- _EXERCISE GOAL_
Scan the material below for the string "综合得分", and copy every line where it shows up.

- _RECORDS FOR THE TASK_

● ● ● ● ●

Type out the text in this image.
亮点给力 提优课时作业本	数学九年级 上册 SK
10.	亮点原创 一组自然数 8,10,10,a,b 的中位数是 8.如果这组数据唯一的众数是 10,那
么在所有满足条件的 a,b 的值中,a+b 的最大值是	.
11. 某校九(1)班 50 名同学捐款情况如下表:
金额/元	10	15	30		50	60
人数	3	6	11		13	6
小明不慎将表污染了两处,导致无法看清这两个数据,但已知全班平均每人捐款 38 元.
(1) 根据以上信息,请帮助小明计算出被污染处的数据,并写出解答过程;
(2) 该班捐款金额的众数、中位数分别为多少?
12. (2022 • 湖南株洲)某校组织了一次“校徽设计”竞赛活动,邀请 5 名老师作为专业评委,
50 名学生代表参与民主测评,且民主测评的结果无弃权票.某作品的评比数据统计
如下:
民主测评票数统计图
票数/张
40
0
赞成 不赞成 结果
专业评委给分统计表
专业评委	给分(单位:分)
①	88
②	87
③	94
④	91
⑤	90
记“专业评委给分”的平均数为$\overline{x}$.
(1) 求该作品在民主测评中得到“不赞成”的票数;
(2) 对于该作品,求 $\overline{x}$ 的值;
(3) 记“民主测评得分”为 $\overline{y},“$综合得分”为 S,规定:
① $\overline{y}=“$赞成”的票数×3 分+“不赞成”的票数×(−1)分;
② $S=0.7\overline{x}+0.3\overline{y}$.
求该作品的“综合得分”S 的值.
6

● ● ● ● ●

- _FINAL RESULT_
(3) 记“民主测评得分”为 $\overline{y},“$综合得分”为 S,规定:
求该作品的“综合得分”S 的值.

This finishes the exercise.